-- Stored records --
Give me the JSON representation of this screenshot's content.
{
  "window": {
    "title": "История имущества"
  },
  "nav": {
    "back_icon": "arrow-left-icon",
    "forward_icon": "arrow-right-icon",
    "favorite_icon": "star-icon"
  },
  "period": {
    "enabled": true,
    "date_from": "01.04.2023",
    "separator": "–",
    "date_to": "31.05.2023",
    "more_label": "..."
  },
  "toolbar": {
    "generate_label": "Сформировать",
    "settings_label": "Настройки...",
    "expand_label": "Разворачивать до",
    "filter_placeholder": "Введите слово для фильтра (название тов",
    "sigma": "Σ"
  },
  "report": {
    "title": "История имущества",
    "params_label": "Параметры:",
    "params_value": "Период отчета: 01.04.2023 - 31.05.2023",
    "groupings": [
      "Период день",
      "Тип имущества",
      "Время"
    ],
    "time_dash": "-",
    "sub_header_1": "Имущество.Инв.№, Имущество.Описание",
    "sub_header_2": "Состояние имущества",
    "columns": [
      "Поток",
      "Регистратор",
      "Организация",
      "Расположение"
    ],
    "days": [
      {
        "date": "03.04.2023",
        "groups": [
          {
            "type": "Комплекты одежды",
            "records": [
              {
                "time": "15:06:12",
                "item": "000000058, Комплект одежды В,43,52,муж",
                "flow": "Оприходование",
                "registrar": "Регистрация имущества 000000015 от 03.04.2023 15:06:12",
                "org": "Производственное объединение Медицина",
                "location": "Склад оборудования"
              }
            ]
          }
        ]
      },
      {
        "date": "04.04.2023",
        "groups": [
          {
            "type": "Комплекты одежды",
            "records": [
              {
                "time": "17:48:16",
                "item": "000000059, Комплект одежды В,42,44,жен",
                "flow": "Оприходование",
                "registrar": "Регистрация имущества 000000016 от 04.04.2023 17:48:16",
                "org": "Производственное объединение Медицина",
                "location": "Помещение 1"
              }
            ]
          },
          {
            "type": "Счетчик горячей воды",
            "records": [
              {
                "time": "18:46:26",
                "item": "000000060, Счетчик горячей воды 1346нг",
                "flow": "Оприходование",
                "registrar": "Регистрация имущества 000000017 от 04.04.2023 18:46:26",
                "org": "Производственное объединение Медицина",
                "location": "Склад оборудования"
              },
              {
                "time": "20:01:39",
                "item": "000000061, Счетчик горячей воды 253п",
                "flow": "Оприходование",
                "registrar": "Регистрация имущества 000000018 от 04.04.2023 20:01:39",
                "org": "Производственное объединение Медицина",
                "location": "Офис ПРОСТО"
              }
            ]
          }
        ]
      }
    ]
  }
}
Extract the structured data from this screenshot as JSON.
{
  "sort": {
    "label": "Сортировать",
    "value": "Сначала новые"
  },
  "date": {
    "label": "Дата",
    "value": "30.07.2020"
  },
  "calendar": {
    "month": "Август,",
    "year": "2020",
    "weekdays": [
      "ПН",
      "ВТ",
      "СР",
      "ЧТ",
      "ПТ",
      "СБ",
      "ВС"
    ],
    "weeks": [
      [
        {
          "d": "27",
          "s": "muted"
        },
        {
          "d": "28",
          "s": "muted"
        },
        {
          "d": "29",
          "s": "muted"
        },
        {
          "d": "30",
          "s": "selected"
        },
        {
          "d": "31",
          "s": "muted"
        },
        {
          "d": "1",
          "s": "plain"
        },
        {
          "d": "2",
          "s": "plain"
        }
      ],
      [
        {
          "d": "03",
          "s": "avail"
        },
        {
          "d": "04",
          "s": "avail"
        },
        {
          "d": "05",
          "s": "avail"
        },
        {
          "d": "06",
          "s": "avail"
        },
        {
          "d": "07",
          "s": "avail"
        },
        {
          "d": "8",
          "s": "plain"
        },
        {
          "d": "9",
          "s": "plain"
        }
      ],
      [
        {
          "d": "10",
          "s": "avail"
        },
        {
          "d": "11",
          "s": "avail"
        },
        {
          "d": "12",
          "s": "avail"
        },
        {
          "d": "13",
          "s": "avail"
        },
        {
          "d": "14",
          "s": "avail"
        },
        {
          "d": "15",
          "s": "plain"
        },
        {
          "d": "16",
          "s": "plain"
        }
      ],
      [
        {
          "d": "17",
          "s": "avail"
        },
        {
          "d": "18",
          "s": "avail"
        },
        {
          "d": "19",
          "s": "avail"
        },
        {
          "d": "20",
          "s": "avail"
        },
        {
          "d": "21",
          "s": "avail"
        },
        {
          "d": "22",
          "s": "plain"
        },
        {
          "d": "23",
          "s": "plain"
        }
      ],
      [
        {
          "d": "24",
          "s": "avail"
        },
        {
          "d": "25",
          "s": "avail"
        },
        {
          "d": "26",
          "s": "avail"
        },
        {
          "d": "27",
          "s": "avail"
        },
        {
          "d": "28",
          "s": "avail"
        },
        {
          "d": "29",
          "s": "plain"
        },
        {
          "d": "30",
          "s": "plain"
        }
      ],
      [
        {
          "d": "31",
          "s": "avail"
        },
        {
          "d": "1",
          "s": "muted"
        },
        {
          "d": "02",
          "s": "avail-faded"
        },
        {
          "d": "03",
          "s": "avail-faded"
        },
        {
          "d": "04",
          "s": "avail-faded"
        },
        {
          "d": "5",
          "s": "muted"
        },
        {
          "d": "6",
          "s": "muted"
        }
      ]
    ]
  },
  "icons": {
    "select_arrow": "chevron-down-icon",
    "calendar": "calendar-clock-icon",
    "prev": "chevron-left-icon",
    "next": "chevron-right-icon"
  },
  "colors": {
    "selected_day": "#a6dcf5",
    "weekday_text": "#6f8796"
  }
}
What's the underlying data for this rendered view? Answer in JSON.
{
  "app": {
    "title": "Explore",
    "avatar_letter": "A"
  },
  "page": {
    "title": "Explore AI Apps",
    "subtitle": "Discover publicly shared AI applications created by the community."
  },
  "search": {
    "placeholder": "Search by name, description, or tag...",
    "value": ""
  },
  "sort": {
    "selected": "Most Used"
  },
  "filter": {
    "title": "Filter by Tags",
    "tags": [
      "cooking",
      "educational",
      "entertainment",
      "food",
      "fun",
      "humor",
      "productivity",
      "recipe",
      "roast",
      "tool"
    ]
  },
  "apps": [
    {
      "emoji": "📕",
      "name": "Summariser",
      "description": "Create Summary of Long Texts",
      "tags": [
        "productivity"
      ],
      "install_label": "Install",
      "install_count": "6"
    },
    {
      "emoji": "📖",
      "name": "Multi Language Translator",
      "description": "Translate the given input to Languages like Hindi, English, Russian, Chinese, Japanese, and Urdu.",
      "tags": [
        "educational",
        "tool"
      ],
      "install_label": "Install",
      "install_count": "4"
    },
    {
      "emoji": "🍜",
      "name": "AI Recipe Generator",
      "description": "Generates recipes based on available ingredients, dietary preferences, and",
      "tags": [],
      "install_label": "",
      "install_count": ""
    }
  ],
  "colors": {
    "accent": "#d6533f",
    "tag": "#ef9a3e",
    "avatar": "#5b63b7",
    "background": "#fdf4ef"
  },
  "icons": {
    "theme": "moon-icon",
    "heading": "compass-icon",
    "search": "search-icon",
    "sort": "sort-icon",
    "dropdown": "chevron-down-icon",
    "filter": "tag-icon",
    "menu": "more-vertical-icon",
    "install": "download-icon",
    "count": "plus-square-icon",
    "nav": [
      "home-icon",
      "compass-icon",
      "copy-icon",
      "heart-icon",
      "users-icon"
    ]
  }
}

-- EXERCISE --
Restate the data above word for word.

-- REPLY TO THE TASK --
Give me the JSON representation of this screenshot's content.
{
  "window": {
    "title": "История имущества"
  },
  "nav": {
    "back_icon": "arrow-left-icon",
    "forward_icon": "arrow-right-icon",
    "favorite_icon": "star-icon"
  },
  "period": {
    "enabled": true,
    "date_from": "01.04.2023",
    "separator": "–",
    "date_to": "31.05.2023",
    "more_label": "..."
  },
  "toolbar": {
    "generate_label": "Сформировать",
    "settings_label": "Настройки...",
    "expand_label": "Разворачивать до",
    "filter_placeholder": "Введите слово для фильтра (название тов",
    "sigma": "Σ"
  },
  "report": {
    "title": "История имущества",
    "params_label": "Параметры:",
    "params_value": "Период отчета: 01.04.2023 - 31.05.2023",
    "groupings": [
      "Период день",
      "Тип имущества",
      "Время"
    ],
    "time_dash": "-",
    "sub_header_1": "Имущество.Инв.№, Имущество.Описание",
    "sub_header_2": "Состояние имущества",
    "columns": [
      "Поток",
      "Регистратор",
      "Организация",
      "Расположение"
    ],
    "days": [
      {
        "date": "03.04.2023",
        "groups": [
          {
            "type": "Комплекты одежды",
            "records": [
              {
                "time": "15:06:12",
                "item": "000000058, Комплект одежды В,43,52,муж",
                "flow": "Оприходование",
                "registrar": "Регистрация имущества 000000015 от 03.04.2023 15:06:12",
                "org": "Производственное объединение Медицина",
                "location": "Склад оборудования"
              }
            ]
          }
        ]
      },
      {
        "date": "04.04.2023",
        "groups": [
          {
            "type": "Комплекты одежды",
            "records": [
              {
                "time": "17:48:16",
                "item": "000000059, Комплект одежды В,42,44,жен",
                "flow": "Оприходование",
                "registrar": "Регистрация имущества 000000016 от 04.04.2023 17:48:16",
                "org": "Производственное объединение Медицина",
                "location": "Помещение 1"
              }
            ]
          },
          {
            "type": "Счетчик горячей воды",
            "records": [
              {
                "time": "18:46:26",
                "item": "000000060, Счетчик горячей воды 1346нг",
                "flow": "Оприходование",
                "registrar": "Регистрация имущества 000000017 от 04.04.2023 18:46:26",
                "org": "Производственное объединение Медицина",
                "location": "Склад оборудования"
              },
              {
                "time": "20:01:39",
                "item": "000000061, Счетчик горячей воды 253п",
                "flow": "Оприходование",
                "registrar": "Регистрация имущества 000000018 от 04.04.2023 20:01:39",
                "org": "Производственное объединение Медицина",
                "location": "Офис ПРОСТО"
              }
            ]
          }
        ]
      }
    ]
  }
}
Extract the structured data from this screenshot as JSON.
{
  "sort": {
    "label": "Сортировать",
    "value": "Сначала новые"
  },
  "date": {
    "label": "Дата",
    "value": "30.07.2020"
  },
  "calendar": {
    "month": "Август,",
    "year": "2020",
    "weekdays": [
      "ПН",
      "ВТ",
      "СР",
      "ЧТ",
      "ПТ",
      "СБ",
      "ВС"
    ],
    "weeks": [
      [
        {
          "d": "27",
          "s": "muted"
        },
        {
          "d": "28",
          "s": "muted"
        },
        {
          "d": "29",
          "s": "muted"
        },
        {
          "d": "30",
          "s": "selected"
        },
        {
          "d": "31",
          "s": "muted"
        },
        {
          "d": "1",
          "s": "plain"
        },
        {
          "d": "2",
          "s": "plain"
        }
      ],
      [
        {
          "d": "03",
          "s": "avail"
        },
        {
          "d": "04",
          "s": "avail"
        },
        {
          "d": "05",
          "s": "avail"
        },
        {
          "d": "06",
          "s": "avail"
        },
        {
          "d": "07",
          "s": "avail"
        },
        {
          "d": "8",
          "s": "plain"
        },
        {
          "d": "9",
          "s": "plain"
        }
      ],
      [
        {
          "d": "10",
          "s": "avail"
        },
        {
          "d": "11",
          "s": "avail"
        },
        {
          "d": "12",
          "s": "avail"
        },
        {
          "d": "13",
          "s": "avail"
        },
        {
          "d": "14",
          "s": "avail"
        },
        {
          "d": "15",
          "s": "plain"
        },
        {
          "d": "16",
          "s": "plain"
        }
      ],
      [
        {
          "d": "17",
          "s": "avail"
        },
        {
          "d": "18",
          "s": "avail"
        },
        {
          "d": "19",
          "s": "avail"
        },
        {
          "d": "20",
          "s": "avail"
        },
        {
          "d": "21",
          "s": "avail"
        },
        {
          "d": "22",
          "s": "plain"
        },
        {
          "d": "23",
          "s": "plain"
        }
      ],
      [
        {
          "d": "24",
          "s": "avail"
        },
        {
          "d": "25",
          "s": "avail"
        },
        {
          "d": "26",
          "s": "avail"
        },
        {
          "d": "27",
          "s": "avail"
        },
        {
          "d": "28",
          "s": "avail"
        },
        {
          "d": "29",
          "s": "plain"
        },
        {
          "d": "30",
          "s": "plain"
        }
      ],
      [
        {
          "d": "31",
          "s": "avail"
        },
        {
          "d": "1",
          "s": "muted"
        },
        {
          "d": "02",
          "s": "avail-faded"
        },
        {
          "d": "03",
          "s": "avail-faded"
        },
        {
          "d": "04",
          "s": "avail-faded"
        },
        {
          "d": "5",
          "s": "muted"
        },
        {
          "d": "6",
          "s": "muted"
        }
      ]
    ]
  },
  "icons": {
    "select_arrow": "chevron-down-icon",
    "calendar": "calendar-clock-icon",
    "prev": "chevron-left-icon",
    "next": "chevron-right-icon"
  },
  "colors": {
    "selected_day": "#a6dcf5",
    "weekday_text": "#6f8796"
  }
}
What's the underlying data for this rendered view? Answer in JSON.
{
  "app": {
    "title": "Explore",
    "avatar_letter": "A"
  },
  "page": {
    "title": "Explore AI Apps",
    "subtitle": "Discover publicly shared AI applications created by the community."
  },
  "search": {
    "placeholder": "Search by name, description, or tag...",
    "value": ""
  },
  "sort": {
    "selected": "Most Used"
  },
  "filter": {
    "title": "Filter by Tags",
    "tags": [
      "cooking",
      "educational",
      "entertainment",
      "food",
      "fun",
      "humor",
      "productivity",
      "recipe",
      "roast",
      "tool"
    ]
  },
  "apps": [
    {
      "emoji": "📕",
      "name": "Summariser",
      "description": "Create Summary of Long Texts",
      "tags": [
        "productivity"
      ],
      "install_label": "Install",
      "install_count": "6"
    },
    {
      "emoji": "📖",
      "name": "Multi Language Translator",
      "description": "Translate the given input to Languages like Hindi, English, Russian, Chinese, Japanese, and Urdu.",
      "tags": [
        "educational",
        "tool"
      ],
      "install_label": "Install",
      "install_count": "4"
    },
    {
      "emoji": "🍜",
      "name": "AI Recipe Generator",
      "description": "Generates recipes based on available ingredients, dietary preferences, and",
      "tags": [],
      "install_label": "",
      "install_count": ""
    }
  ],
  "colors": {
    "accent": "#d6533f",
    "tag": "#ef9a3e",
    "avatar": "#5b63b7",
    "background": "#fdf4ef"
  },
  "icons": {
    "theme": "moon-icon",
    "heading": "compass-icon",
    "search": "search-icon",
    "sort": "sort-icon",
    "dropdown": "chevron-down-icon",
    "filter": "tag-icon",
    "menu": "more-vertical-icon",
    "install": "download-icon",
    "count": "plus-square-icon",
    "nav": [
      "home-icon",
      "compass-icon",
      "copy-icon",
      "heart-icon",
      "users-icon"
    ]
  }
}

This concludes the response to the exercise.